Task brief ▸
Lift out each line of the data that holds "color".

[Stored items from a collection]
####################
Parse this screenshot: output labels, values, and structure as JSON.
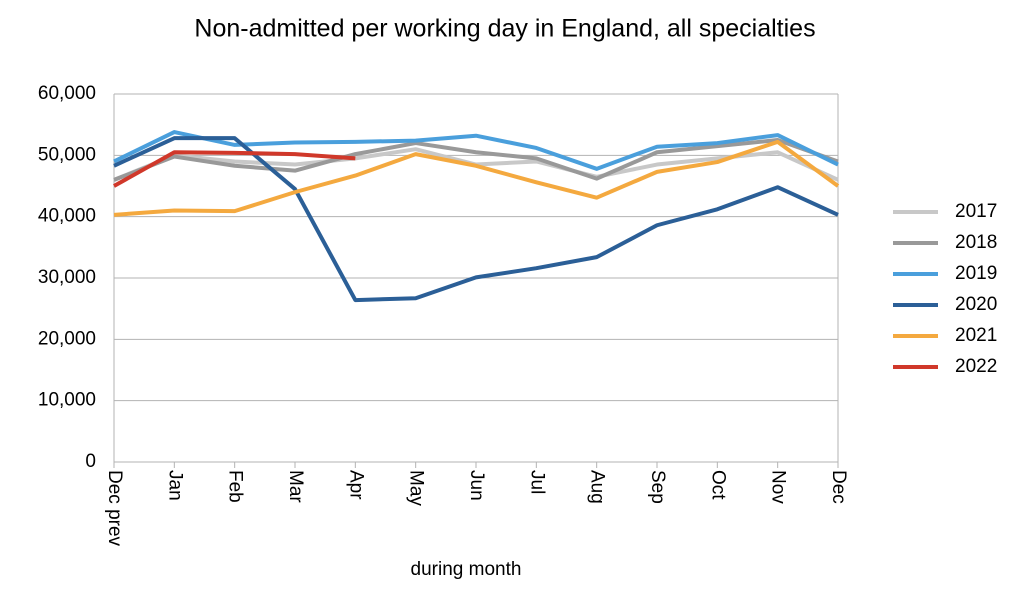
{
  "chart_data": {
    "type": "line",
    "title": "Non-admitted per working day in England, all specialties",
    "x_label": "during  month",
    "categories": [
      "Dec prev",
      "Jan",
      "Feb",
      "Mar",
      "Apr",
      "May",
      "Jun",
      "Jul",
      "Aug",
      "Sep",
      "Oct",
      "Nov",
      "Dec"
    ],
    "series": [
      {
        "name": "2017",
        "color": "#c8c8c8",
        "values": [
          46000,
          50000,
          49000,
          48500,
          49500,
          51000,
          48500,
          49000,
          46500,
          48500,
          49500,
          50500,
          46000
        ]
      },
      {
        "name": "2018",
        "color": "#999999",
        "values": [
          46000,
          49800,
          48300,
          47500,
          50200,
          52000,
          50500,
          49500,
          46200,
          50500,
          51500,
          52500,
          49000
        ]
      },
      {
        "name": "2019",
        "color": "#4a9fdc",
        "values": [
          49000,
          53800,
          51700,
          52100,
          52200,
          52400,
          53200,
          51200,
          47800,
          51400,
          52000,
          53300,
          48500
        ]
      },
      {
        "name": "2020",
        "color": "#2b5f97",
        "values": [
          48300,
          52800,
          52800,
          44500,
          26400,
          26700,
          30100,
          31600,
          33400,
          38600,
          41200,
          44800,
          40300
        ]
      },
      {
        "name": "2021",
        "color": "#f4a93f",
        "values": [
          40300,
          41000,
          40900,
          44000,
          46700,
          50200,
          48300,
          45600,
          43100,
          47300,
          48900,
          52200,
          45000
        ]
      },
      {
        "name": "2022",
        "color": "#d0382a",
        "values": [
          45000,
          50500,
          50400,
          50200,
          49500,
          null,
          null,
          null,
          null,
          null,
          null,
          null,
          null
        ]
      }
    ],
    "ylim": [
      0,
      60000
    ],
    "yticks": [
      0,
      {
        "value": 10000,
        "label": "10,000"
      },
      {
        "value": 20000,
        "label": "20,000"
      },
      {
        "value": 30000,
        "label": "30,000"
      },
      {
        "value": 40000,
        "label": "40,000"
      },
      {
        "value": 50000,
        "label": "50,000"
      },
      {
        "value": 60000,
        "label": "60,000"
      }
    ],
    "grid": true,
    "legend": "right"
  }
}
####################
Correct output ▸
        "color": "#c8c8c8",
        "color": "#999999",
        "color": "#4a9fdc",
        "color": "#2b5f97",
        "color": "#f4a93f",
        "color": "#d0382a",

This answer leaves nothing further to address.